(DATASET EXCERPTS)
* START *
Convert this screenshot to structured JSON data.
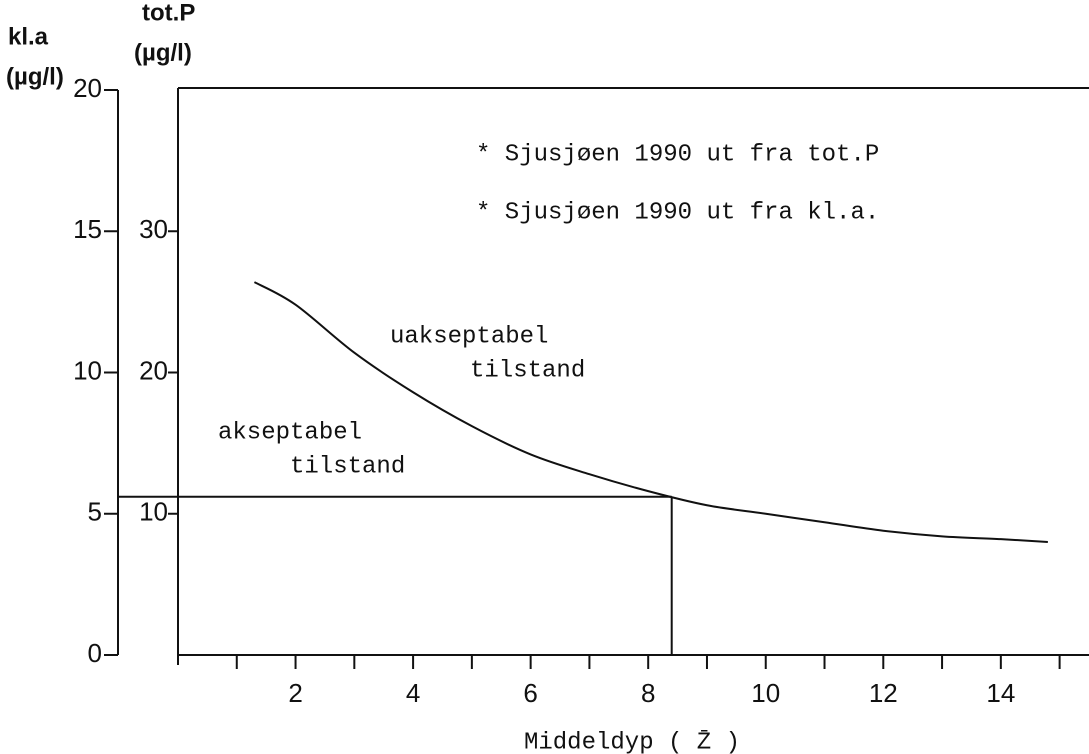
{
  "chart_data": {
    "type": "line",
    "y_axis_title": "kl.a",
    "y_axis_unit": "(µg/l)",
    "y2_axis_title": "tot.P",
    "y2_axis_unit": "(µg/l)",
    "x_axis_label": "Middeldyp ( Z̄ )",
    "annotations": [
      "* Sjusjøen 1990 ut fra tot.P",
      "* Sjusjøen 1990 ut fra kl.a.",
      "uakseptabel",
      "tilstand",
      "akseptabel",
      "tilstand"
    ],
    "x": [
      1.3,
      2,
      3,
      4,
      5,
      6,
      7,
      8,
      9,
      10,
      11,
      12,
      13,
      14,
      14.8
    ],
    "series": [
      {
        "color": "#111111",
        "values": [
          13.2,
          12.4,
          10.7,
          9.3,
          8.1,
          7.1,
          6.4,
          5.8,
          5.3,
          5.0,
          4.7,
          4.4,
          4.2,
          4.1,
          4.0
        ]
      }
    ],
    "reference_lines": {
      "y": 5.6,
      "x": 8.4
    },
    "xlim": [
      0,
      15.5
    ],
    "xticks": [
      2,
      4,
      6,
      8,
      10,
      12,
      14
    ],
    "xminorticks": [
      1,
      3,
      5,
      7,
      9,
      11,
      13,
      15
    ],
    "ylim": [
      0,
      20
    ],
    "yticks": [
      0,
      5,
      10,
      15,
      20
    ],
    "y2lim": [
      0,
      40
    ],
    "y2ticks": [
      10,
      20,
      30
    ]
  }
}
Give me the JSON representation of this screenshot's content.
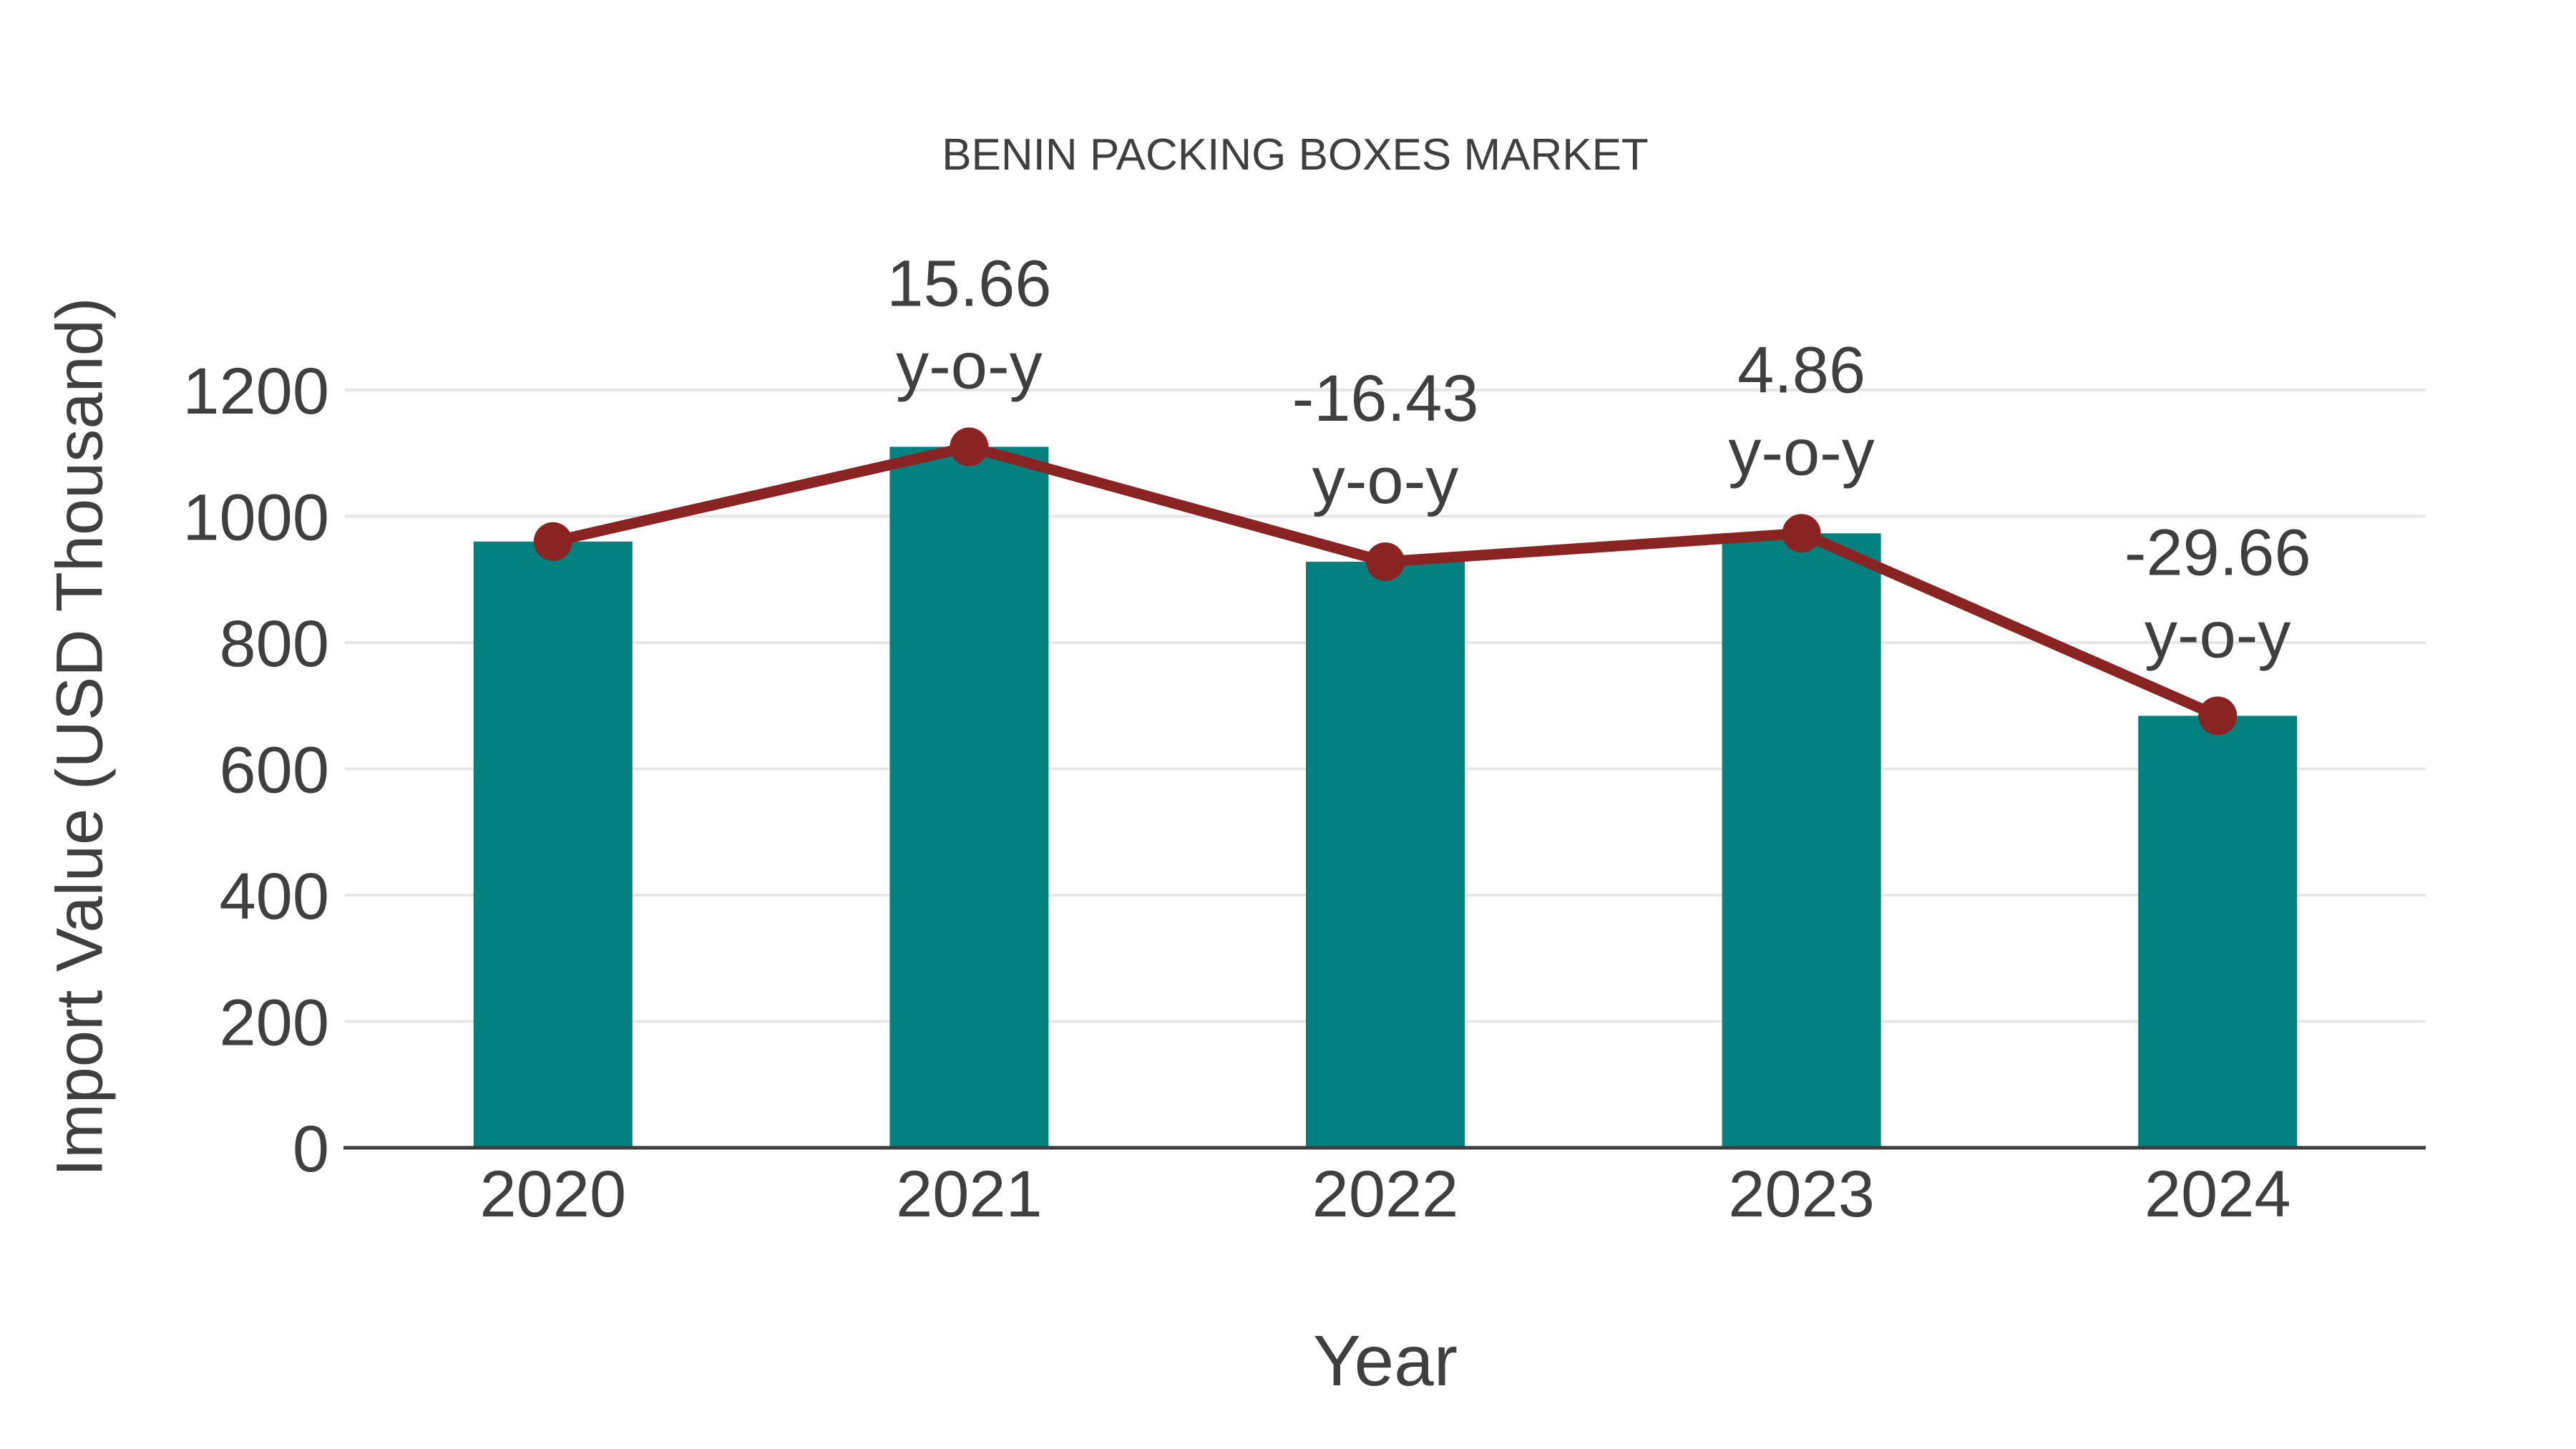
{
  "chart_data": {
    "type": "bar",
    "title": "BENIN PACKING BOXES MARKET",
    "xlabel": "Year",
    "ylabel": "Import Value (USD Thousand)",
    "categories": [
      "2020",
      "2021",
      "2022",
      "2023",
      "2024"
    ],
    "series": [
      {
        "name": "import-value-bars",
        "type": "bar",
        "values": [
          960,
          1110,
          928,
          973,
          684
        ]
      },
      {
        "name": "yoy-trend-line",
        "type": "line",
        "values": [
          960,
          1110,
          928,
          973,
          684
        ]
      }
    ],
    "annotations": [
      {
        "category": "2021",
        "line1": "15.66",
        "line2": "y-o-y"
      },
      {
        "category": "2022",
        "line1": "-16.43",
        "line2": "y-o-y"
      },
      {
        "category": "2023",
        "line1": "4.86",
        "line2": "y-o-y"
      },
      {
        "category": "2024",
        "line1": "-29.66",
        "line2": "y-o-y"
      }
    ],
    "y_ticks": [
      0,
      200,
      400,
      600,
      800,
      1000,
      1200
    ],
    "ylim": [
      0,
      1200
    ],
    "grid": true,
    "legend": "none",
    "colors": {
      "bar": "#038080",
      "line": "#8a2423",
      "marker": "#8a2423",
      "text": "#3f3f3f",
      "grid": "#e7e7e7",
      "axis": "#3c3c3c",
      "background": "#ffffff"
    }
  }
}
* END *
* START *
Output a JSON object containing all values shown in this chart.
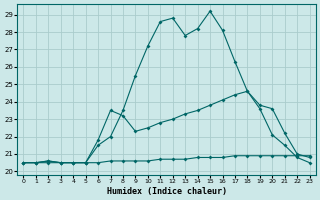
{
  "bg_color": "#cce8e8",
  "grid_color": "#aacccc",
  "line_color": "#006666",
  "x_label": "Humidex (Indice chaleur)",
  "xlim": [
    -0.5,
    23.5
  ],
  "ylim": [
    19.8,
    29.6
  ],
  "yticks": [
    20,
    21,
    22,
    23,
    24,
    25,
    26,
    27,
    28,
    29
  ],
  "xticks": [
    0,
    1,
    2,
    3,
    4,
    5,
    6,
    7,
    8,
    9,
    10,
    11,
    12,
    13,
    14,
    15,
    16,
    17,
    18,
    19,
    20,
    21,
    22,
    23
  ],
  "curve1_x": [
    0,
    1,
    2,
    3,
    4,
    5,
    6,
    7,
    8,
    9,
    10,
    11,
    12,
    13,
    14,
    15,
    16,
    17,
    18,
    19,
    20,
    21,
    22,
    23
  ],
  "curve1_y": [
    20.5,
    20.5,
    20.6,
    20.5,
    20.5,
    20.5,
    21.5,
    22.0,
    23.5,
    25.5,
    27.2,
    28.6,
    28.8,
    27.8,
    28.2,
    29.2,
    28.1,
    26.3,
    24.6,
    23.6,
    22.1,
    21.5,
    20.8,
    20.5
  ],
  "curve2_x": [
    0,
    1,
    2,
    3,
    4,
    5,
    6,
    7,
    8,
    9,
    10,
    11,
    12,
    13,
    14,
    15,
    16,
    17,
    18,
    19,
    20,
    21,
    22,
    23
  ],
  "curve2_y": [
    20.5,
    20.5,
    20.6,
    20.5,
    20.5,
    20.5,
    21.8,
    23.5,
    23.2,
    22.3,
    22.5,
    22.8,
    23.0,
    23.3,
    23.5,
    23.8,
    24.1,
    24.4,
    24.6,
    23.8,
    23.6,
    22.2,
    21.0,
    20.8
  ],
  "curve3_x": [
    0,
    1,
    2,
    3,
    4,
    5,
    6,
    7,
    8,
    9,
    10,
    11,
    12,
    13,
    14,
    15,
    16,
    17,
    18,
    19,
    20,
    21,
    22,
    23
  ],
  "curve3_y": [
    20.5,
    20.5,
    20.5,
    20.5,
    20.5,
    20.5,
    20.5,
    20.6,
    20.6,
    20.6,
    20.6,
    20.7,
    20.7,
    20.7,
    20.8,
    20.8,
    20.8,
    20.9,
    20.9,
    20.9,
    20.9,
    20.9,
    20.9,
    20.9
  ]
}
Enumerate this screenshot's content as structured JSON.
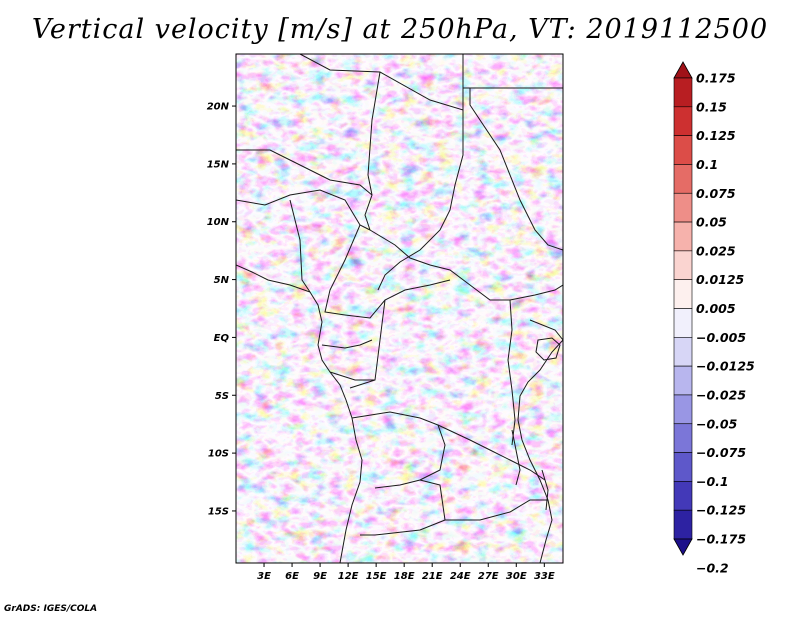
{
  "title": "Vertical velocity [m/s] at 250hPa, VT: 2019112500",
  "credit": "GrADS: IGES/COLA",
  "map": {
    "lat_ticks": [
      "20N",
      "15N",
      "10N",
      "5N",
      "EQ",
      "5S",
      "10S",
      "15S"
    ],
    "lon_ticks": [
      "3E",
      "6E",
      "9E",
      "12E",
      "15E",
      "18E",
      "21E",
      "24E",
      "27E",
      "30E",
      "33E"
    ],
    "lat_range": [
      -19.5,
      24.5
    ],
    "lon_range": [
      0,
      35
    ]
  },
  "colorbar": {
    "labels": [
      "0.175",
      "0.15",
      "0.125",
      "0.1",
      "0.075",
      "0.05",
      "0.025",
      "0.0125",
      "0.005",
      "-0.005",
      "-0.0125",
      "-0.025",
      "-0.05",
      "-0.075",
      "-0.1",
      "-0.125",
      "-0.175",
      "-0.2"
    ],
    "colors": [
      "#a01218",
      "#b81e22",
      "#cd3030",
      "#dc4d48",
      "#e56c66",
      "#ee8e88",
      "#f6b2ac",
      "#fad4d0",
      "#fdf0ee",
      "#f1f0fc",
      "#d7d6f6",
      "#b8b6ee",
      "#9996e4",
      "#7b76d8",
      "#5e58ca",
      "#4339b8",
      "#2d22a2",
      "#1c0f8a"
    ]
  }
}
* END *
(EXERCISE GOAL)
Look over the records above and copy each line that includes the string "name".

(FULL ANSWER)
        "name": "import-value-bars",
        "name": "yoy-trend-line",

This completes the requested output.